> [TASK DETAILS] Restate each of the lines given below, word for word.
--- BEGIN MATERIAL SUPPLIED ---
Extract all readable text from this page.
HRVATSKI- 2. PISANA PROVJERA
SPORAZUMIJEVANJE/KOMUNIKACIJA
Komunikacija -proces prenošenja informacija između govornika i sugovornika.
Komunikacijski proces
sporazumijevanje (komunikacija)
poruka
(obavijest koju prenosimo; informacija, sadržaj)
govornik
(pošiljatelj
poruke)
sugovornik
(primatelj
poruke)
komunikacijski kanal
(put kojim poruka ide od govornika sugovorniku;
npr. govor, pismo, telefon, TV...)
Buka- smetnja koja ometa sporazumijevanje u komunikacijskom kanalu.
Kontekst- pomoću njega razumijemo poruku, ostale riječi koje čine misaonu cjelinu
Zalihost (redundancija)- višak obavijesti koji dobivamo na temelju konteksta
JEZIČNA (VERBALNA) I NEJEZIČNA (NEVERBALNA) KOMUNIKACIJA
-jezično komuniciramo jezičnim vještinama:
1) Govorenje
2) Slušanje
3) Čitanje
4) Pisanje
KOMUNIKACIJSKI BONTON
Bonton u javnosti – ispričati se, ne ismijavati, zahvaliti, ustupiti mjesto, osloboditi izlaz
--- END MATERIAL SUPPLIED ---
> [RESPONSE BELOW]
Extract all readable text from this page.
HRVATSKI- 2. PISANA PROVJERA
SPORAZUMIJEVANJE/KOMUNIKACIJA
Komunikacija -proces prenošenja informacija između govornika i sugovornika.
Komunikacijski proces
sporazumijevanje (komunikacija)
poruka
(obavijest koju prenosimo; informacija, sadržaj)
govornik
(pošiljatelj
poruke)
sugovornik
(primatelj
poruke)
komunikacijski kanal
(put kojim poruka ide od govornika sugovorniku;
npr. govor, pismo, telefon, TV...)
Buka- smetnja koja ometa sporazumijevanje u komunikacijskom kanalu.
Kontekst- pomoću njega razumijemo poruku, ostale riječi koje čine misaonu cjelinu
Zalihost (redundancija)- višak obavijesti koji dobivamo na temelju konteksta
JEZIČNA (VERBALNA) I NEJEZIČNA (NEVERBALNA) KOMUNIKACIJA
-jezično komuniciramo jezičnim vještinama:
1) Govorenje
2) Slušanje
3) Čitanje
4) Pisanje
KOMUNIKACIJSKI BONTON
Bonton u javnosti – ispričati se, ne ismijavati, zahvaliti, ustupiti mjesto, osloboditi izlaz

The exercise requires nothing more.